Exercise directions:
Produce an exact copy of all the records.

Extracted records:
+ + +
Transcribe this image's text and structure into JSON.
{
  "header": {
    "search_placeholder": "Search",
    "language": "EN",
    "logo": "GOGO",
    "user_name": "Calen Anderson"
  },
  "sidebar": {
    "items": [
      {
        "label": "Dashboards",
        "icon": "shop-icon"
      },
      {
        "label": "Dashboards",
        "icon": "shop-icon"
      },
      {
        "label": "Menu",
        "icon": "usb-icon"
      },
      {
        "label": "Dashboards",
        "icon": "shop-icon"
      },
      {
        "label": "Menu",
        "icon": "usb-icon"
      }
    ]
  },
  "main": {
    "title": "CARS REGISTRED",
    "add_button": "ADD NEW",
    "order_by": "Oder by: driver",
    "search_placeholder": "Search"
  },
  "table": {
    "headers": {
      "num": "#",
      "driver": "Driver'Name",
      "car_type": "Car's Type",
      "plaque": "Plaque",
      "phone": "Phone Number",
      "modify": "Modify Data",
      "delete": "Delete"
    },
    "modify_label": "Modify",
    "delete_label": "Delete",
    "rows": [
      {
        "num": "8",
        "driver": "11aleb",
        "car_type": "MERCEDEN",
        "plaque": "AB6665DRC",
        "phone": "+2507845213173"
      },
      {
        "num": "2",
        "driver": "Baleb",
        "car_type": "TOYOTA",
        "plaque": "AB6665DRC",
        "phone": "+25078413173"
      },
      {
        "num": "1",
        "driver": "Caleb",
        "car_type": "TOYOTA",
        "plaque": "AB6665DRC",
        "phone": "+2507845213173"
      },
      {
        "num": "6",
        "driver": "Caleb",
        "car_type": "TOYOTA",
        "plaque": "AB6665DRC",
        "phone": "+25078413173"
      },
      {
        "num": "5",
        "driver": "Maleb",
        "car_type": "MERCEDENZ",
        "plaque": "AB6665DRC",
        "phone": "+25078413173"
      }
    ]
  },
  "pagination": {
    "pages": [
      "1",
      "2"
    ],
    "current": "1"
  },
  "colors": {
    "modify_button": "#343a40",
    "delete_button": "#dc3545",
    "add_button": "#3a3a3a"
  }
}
+ + +
Solution to this problem:
Transcribe this image's text and structure into JSON.
{
  "header": {
    "search_placeholder": "Search",
    "language": "EN",
    "logo": "GOGO",
    "user_name": "Calen Anderson"
  },
  "sidebar": {
    "items": [
      {
        "label": "Dashboards",
        "icon": "shop-icon"
      },
      {
        "label": "Dashboards",
        "icon": "shop-icon"
      },
      {
        "label": "Menu",
        "icon": "usb-icon"
      },
      {
        "label": "Dashboards",
        "icon": "shop-icon"
      },
      {
        "label": "Menu",
        "icon": "usb-icon"
      }
    ]
  },
  "main": {
    "title": "CARS REGISTRED",
    "add_button": "ADD NEW",
    "order_by": "Oder by: driver",
    "search_placeholder": "Search"
  },
  "table": {
    "headers": {
      "num": "#",
      "driver": "Driver'Name",
      "car_type": "Car's Type",
      "plaque": "Plaque",
      "phone": "Phone Number",
      "modify": "Modify Data",
      "delete": "Delete"
    },
    "modify_label": "Modify",
    "delete_label": "Delete",
    "rows": [
      {
        "num": "8",
        "driver": "11aleb",
        "car_type": "MERCEDEN",
        "plaque": "AB6665DRC",
        "phone": "+2507845213173"
      },
      {
        "num": "2",
        "driver": "Baleb",
        "car_type": "TOYOTA",
        "plaque": "AB6665DRC",
        "phone": "+25078413173"
      },
      {
        "num": "1",
        "driver": "Caleb",
        "car_type": "TOYOTA",
        "plaque": "AB6665DRC",
        "phone": "+2507845213173"
      },
      {
        "num": "6",
        "driver": "Caleb",
        "car_type": "TOYOTA",
        "plaque": "AB6665DRC",
        "phone": "+25078413173"
      },
      {
        "num": "5",
        "driver": "Maleb",
        "car_type": "MERCEDENZ",
        "plaque": "AB6665DRC",
        "phone": "+25078413173"
      }
    ]
  },
  "pagination": {
    "pages": [
      "1",
      "2"
    ],
    "current": "1"
  },
  "colors": {
    "modify_button": "#343a40",
    "delete_button": "#dc3545",
    "add_button": "#3a3a3a"
  }
}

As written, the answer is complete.